▶ _Problem description_:
Search the material for the string "Separar", then return every line where it is found.

▶ _Given information_:
## BEGIN

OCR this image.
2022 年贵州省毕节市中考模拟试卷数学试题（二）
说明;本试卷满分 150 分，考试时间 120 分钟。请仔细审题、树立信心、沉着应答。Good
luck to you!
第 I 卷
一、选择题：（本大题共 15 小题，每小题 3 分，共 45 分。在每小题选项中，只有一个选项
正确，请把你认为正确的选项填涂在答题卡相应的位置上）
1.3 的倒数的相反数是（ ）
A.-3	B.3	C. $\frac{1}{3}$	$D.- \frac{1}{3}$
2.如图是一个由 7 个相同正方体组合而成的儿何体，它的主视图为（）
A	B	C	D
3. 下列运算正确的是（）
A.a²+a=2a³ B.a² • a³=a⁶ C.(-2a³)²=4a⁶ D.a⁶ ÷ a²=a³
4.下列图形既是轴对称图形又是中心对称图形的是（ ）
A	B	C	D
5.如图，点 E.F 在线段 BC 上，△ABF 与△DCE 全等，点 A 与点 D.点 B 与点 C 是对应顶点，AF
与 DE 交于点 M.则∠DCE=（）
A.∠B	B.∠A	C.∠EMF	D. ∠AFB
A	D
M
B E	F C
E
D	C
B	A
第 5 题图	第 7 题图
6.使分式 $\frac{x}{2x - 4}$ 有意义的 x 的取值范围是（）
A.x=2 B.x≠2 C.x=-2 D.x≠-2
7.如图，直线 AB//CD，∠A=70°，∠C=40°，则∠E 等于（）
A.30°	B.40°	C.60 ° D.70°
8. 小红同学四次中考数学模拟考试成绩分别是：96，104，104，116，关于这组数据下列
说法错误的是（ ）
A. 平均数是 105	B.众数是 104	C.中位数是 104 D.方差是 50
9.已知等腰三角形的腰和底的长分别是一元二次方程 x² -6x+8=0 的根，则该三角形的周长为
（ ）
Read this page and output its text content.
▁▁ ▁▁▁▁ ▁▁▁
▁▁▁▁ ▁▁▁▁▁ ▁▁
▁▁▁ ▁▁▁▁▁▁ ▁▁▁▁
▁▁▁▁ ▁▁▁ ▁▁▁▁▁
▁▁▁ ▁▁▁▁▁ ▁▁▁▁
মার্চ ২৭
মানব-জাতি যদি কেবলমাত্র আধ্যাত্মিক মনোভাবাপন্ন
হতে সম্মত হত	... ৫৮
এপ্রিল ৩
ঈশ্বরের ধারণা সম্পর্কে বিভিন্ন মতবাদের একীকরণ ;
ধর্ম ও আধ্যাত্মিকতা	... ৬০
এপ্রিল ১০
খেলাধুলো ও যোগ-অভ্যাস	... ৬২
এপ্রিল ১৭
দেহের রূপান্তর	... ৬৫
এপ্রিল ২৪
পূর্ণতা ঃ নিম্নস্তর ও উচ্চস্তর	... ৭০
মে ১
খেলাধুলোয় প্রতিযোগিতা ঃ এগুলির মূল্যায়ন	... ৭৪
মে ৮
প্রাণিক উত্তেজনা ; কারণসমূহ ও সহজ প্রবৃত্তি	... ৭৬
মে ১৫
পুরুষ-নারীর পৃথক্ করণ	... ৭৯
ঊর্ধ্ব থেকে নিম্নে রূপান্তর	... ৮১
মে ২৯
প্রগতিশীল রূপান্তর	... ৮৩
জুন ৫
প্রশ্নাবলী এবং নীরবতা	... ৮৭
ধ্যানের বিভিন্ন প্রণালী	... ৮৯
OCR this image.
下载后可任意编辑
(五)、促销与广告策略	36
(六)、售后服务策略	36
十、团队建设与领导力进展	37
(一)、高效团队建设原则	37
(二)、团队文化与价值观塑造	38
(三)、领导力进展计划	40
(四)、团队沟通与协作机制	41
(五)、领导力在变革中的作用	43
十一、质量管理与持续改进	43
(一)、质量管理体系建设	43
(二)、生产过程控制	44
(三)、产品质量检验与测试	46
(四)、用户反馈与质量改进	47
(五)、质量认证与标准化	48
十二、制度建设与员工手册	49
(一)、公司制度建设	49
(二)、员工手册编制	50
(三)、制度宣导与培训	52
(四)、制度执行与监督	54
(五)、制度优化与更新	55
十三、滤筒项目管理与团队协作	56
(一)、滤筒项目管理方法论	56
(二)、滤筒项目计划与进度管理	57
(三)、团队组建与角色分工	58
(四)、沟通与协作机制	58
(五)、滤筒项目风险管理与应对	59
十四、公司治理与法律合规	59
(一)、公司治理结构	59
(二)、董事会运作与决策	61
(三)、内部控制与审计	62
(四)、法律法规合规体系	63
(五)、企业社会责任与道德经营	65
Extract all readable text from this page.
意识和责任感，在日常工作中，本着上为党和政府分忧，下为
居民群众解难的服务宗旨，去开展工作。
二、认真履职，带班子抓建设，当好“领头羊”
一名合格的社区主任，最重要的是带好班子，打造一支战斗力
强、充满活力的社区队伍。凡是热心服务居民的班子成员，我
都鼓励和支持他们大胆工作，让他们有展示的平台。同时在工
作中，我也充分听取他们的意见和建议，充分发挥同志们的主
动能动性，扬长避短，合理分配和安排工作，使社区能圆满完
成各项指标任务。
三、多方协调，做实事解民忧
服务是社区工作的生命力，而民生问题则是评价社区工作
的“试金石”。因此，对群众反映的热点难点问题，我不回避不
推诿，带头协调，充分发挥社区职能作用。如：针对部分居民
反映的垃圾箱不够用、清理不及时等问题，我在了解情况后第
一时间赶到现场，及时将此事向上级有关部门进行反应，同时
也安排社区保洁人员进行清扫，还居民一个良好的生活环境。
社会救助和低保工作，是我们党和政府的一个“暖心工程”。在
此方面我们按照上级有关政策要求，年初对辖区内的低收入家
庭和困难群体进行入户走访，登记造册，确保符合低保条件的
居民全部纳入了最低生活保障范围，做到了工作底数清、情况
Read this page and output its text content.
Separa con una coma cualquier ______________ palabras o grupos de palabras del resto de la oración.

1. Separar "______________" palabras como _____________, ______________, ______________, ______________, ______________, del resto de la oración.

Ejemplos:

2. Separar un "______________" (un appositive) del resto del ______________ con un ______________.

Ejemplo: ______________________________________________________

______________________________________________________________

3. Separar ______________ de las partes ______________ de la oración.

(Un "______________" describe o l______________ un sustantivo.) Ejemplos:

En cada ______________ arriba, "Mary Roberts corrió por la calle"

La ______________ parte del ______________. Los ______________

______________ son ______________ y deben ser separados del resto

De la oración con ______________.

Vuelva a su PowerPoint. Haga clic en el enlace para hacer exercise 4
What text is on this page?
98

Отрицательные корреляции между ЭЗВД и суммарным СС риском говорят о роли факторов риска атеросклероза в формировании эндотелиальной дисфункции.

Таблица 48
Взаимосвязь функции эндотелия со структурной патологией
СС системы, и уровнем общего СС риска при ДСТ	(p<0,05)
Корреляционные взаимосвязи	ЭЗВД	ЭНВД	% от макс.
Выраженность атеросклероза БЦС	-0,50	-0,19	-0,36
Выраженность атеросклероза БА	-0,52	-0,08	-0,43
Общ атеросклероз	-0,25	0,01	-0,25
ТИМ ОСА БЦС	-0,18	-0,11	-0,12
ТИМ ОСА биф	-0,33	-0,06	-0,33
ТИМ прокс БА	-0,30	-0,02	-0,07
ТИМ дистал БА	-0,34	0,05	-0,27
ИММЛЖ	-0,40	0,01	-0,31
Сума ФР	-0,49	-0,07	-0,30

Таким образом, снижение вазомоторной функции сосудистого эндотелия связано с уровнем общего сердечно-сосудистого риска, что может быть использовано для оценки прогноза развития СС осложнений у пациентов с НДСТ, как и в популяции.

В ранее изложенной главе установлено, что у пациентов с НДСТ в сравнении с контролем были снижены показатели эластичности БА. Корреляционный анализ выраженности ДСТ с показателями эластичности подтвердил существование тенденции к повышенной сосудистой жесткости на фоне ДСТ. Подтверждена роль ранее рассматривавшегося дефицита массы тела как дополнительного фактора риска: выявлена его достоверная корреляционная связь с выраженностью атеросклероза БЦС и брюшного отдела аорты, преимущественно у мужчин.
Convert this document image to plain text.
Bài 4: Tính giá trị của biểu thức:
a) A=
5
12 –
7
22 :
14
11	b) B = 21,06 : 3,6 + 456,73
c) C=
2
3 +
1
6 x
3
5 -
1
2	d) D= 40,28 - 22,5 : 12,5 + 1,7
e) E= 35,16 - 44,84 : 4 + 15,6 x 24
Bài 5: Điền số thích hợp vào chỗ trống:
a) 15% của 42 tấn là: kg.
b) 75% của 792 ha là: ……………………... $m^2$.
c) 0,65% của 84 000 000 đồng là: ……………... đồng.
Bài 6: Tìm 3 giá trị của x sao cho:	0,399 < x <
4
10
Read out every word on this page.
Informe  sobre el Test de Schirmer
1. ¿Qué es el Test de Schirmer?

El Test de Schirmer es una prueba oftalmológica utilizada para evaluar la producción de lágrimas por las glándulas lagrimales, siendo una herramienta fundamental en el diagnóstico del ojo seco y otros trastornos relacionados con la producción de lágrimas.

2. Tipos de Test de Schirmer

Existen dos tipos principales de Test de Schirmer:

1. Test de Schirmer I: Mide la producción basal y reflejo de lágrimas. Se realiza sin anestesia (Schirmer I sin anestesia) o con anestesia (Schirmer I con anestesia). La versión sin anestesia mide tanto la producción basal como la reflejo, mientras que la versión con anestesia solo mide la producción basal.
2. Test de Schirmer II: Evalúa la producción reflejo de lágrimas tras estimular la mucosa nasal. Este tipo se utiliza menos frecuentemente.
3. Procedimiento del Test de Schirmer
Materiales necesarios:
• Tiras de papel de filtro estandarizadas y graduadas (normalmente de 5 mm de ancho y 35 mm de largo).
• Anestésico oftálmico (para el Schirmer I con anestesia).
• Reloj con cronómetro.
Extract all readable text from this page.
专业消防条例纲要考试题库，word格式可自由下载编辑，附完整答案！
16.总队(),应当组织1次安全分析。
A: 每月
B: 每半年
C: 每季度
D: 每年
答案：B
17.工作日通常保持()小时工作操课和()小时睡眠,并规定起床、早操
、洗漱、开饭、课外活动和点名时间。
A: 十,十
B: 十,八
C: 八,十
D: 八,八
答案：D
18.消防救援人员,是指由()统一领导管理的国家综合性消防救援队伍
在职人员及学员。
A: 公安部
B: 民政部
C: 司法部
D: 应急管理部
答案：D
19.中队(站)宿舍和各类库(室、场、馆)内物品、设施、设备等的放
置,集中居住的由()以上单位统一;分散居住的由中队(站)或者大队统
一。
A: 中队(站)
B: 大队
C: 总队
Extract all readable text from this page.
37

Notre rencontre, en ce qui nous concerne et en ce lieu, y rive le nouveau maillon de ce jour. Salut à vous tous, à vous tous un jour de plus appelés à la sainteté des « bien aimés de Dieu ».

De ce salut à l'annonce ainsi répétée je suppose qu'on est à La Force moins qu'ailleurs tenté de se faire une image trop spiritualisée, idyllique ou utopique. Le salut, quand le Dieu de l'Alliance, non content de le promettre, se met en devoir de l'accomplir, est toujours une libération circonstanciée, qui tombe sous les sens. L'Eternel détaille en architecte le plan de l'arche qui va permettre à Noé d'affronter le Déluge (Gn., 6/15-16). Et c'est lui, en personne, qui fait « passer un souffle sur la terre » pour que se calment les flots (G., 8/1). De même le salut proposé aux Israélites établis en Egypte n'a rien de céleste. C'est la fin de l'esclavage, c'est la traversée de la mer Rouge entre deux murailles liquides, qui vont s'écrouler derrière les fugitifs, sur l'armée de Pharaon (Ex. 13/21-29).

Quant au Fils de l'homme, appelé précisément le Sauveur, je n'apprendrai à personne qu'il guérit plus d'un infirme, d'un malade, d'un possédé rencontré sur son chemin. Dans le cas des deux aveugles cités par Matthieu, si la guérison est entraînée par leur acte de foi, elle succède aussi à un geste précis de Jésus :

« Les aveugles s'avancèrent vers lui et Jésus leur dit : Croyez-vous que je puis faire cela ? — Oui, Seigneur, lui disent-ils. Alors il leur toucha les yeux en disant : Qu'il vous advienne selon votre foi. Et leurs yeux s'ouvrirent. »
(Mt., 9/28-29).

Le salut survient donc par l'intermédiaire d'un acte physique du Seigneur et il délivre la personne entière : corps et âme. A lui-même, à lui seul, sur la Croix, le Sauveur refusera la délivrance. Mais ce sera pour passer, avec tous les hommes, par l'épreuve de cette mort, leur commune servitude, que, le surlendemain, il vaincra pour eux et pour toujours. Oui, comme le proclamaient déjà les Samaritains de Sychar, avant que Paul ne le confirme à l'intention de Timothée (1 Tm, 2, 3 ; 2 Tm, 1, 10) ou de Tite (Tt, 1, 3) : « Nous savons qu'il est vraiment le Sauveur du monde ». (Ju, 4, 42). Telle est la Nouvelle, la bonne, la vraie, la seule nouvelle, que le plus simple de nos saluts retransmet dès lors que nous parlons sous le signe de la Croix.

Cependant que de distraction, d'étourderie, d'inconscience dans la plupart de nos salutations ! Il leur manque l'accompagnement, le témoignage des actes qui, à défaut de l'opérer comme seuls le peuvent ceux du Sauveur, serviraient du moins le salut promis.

## END

▶ _Exercise solution_:
1. Separar "______________" palabras como _____________, ______________, ______________, ______________, ______________, del resto de la oración.
2. Separar un "______________" (un appositive) del resto del ______________ con un ______________.
3. Separar ______________ de las partes ______________ de la oración.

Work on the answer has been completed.